Stated problem -
Copy out the entries exactly, from the first line to the last.

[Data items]
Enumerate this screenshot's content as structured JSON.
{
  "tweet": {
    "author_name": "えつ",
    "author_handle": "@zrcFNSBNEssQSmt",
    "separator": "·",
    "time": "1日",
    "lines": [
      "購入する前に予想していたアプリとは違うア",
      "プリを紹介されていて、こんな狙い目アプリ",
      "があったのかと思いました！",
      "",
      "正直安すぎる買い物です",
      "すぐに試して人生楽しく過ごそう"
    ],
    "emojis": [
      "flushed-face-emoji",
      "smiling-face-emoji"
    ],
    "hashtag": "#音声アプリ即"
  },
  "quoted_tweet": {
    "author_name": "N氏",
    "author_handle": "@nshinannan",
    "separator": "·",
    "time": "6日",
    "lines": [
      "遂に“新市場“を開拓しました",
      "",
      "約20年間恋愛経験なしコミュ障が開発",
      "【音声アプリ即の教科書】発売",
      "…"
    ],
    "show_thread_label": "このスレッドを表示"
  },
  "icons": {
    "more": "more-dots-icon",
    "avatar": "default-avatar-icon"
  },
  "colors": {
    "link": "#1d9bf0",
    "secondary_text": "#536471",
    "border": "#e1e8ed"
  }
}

Solution to the exercise -
Enumerate this screenshot's content as structured JSON.
{
  "tweet": {
    "author_name": "えつ",
    "author_handle": "@zrcFNSBNEssQSmt",
    "separator": "·",
    "time": "1日",
    "lines": [
      "購入する前に予想していたアプリとは違うア",
      "プリを紹介されていて、こんな狙い目アプリ",
      "があったのかと思いました！",
      "",
      "正直安すぎる買い物です",
      "すぐに試して人生楽しく過ごそう"
    ],
    "emojis": [
      "flushed-face-emoji",
      "smiling-face-emoji"
    ],
    "hashtag": "#音声アプリ即"
  },
  "quoted_tweet": {
    "author_name": "N氏",
    "author_handle": "@nshinannan",
    "separator": "·",
    "time": "6日",
    "lines": [
      "遂に“新市場“を開拓しました",
      "",
      "約20年間恋愛経験なしコミュ障が開発",
      "【音声アプリ即の教科書】発売",
      "…"
    ],
    "show_thread_label": "このスレッドを表示"
  },
  "icons": {
    "more": "more-dots-icon",
    "avatar": "default-avatar-icon"
  },
  "colors": {
    "link": "#1d9bf0",
    "secondary_text": "#536471",
    "border": "#e1e8ed"
  }
}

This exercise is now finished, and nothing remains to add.